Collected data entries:
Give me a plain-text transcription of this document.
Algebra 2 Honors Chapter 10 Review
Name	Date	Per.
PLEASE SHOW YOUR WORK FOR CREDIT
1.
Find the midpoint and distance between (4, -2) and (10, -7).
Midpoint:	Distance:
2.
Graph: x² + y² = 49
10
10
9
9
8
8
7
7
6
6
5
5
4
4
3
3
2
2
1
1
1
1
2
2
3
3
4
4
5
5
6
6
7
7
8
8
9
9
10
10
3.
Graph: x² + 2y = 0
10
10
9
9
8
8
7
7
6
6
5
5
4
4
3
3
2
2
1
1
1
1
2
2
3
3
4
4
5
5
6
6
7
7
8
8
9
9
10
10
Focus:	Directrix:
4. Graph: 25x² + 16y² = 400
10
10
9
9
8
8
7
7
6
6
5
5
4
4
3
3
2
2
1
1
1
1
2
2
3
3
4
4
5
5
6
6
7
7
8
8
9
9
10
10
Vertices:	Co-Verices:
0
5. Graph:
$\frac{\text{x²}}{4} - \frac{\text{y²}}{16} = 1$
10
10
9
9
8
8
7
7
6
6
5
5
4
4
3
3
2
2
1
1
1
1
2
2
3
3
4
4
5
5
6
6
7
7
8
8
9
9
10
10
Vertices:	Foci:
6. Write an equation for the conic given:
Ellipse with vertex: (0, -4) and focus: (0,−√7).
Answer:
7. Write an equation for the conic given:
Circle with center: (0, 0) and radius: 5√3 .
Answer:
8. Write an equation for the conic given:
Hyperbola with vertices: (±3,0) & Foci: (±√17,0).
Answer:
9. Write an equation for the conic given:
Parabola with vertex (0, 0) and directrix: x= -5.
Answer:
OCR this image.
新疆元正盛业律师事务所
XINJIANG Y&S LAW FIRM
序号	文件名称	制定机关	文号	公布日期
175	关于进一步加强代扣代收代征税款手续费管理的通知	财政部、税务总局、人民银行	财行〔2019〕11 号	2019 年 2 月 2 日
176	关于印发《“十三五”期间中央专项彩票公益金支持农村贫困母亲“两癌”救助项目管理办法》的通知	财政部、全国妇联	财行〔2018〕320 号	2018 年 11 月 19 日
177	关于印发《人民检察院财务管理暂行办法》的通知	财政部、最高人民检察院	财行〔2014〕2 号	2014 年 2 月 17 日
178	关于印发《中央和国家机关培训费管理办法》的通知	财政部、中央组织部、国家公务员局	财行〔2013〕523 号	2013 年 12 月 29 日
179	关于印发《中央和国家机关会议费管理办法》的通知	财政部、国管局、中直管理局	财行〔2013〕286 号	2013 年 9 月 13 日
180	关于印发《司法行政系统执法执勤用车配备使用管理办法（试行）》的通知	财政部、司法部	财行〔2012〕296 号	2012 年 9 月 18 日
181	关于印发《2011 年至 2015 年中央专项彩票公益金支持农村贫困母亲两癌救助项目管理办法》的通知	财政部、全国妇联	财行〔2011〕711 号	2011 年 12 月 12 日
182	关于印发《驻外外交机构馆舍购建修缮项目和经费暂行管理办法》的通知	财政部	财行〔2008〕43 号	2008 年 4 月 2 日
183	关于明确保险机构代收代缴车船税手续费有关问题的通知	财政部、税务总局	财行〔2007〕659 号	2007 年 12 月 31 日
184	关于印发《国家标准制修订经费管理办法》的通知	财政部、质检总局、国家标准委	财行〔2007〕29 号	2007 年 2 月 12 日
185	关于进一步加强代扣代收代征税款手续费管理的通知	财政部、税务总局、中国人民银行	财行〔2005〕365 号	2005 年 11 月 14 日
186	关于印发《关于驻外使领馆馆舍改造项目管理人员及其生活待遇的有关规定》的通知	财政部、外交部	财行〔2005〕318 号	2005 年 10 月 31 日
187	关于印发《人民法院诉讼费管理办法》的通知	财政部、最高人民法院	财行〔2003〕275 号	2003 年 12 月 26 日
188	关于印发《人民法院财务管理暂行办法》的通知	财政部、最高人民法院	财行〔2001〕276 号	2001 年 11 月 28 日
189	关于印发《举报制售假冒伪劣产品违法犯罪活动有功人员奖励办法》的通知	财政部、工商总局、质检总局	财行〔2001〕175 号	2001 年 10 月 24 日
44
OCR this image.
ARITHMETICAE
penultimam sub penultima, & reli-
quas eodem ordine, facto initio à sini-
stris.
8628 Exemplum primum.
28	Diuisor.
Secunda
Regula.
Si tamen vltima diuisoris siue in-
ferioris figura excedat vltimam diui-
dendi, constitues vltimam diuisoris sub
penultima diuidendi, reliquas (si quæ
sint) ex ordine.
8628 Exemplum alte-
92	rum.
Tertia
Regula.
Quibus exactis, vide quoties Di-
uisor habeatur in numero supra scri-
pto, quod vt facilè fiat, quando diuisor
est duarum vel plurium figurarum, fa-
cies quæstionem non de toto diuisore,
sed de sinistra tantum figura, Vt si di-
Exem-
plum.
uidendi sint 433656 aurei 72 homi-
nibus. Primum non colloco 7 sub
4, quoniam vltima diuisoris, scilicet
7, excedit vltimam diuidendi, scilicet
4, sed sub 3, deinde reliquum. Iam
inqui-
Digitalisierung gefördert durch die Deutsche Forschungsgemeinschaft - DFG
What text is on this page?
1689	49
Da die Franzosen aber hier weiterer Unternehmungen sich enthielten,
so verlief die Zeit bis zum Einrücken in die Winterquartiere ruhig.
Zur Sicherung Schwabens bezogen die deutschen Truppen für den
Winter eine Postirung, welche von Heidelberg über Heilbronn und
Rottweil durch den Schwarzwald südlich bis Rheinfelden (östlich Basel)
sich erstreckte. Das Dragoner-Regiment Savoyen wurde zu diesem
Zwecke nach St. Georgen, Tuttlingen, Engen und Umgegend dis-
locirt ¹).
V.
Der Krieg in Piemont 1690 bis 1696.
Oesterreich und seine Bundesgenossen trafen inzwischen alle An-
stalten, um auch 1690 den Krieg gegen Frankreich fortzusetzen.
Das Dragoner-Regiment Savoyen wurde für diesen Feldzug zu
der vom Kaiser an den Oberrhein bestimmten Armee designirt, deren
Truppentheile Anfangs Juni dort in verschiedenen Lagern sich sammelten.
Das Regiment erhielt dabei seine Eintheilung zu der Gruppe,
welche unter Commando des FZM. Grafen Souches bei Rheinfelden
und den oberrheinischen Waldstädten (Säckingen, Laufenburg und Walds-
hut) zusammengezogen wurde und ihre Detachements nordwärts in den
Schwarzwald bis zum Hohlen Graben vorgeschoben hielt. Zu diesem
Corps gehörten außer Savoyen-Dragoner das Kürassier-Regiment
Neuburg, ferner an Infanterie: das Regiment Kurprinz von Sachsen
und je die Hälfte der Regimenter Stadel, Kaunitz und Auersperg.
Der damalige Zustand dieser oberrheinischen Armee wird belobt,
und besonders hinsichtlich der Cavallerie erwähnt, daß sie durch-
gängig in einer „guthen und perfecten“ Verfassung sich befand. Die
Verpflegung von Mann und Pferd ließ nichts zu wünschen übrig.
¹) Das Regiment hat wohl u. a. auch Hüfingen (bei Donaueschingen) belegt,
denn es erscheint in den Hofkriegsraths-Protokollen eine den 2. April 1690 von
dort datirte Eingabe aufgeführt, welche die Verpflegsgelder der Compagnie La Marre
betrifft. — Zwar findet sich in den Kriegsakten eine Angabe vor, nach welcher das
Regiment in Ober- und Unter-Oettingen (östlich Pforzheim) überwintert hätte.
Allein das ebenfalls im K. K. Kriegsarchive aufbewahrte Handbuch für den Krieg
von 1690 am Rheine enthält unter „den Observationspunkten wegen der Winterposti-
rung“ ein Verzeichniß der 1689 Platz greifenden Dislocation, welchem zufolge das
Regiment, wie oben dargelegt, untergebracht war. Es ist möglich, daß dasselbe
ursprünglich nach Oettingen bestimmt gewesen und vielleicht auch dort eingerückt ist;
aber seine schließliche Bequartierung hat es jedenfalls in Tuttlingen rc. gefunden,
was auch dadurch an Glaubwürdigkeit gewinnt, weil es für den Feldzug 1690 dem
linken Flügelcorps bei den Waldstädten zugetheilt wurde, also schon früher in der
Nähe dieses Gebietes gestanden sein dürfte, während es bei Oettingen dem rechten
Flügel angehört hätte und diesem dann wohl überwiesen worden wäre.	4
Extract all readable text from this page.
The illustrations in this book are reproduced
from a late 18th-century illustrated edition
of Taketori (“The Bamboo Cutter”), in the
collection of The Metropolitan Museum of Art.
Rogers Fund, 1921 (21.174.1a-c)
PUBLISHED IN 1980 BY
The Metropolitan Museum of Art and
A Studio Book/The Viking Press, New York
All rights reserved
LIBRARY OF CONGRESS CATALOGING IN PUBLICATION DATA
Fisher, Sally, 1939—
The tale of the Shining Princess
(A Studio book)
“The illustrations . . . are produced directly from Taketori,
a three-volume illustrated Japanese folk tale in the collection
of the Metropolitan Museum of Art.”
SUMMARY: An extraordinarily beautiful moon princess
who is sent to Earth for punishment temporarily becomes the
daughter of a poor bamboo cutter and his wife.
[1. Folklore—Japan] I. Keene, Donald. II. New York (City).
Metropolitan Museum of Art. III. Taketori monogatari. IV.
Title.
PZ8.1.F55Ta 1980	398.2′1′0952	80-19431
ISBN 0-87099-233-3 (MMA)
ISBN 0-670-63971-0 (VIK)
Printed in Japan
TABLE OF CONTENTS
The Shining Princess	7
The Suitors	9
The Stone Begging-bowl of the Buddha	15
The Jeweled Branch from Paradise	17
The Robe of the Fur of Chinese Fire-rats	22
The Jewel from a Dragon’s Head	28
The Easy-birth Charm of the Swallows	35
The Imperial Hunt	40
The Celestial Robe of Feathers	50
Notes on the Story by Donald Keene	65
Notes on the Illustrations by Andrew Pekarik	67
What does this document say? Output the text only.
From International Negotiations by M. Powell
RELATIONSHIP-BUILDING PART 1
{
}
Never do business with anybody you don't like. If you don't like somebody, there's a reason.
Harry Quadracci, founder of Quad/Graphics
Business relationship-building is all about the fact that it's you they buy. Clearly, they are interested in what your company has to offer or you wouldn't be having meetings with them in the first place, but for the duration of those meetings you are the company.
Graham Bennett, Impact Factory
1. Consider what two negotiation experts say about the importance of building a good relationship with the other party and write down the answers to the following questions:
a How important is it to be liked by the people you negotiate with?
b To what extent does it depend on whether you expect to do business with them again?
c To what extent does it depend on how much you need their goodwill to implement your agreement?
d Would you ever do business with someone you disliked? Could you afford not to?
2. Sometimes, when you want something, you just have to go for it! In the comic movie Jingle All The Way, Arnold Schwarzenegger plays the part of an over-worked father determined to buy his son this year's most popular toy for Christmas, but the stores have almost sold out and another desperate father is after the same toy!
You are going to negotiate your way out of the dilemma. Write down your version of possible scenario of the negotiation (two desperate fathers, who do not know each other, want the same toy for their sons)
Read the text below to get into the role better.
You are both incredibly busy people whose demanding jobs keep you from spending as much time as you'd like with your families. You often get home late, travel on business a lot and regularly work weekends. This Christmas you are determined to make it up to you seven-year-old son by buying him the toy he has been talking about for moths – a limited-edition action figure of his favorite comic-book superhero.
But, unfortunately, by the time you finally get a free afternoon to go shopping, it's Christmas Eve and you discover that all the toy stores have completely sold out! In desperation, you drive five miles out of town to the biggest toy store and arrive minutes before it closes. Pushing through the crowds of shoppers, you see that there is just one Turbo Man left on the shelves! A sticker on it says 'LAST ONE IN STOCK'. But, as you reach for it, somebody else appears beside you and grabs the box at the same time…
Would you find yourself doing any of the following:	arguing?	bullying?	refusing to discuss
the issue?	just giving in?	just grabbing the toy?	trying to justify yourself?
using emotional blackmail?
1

_TASK:_
Show the lines of the material that contain the word "Tuttlingen".

_THE ANSWER:_
Zwecke nach St. Georgen, Tuttlingen, Engen und Umgegend dis-
aber seine schließliche Bequartierung hat es jedenfalls in Tuttlingen rc. gefunden,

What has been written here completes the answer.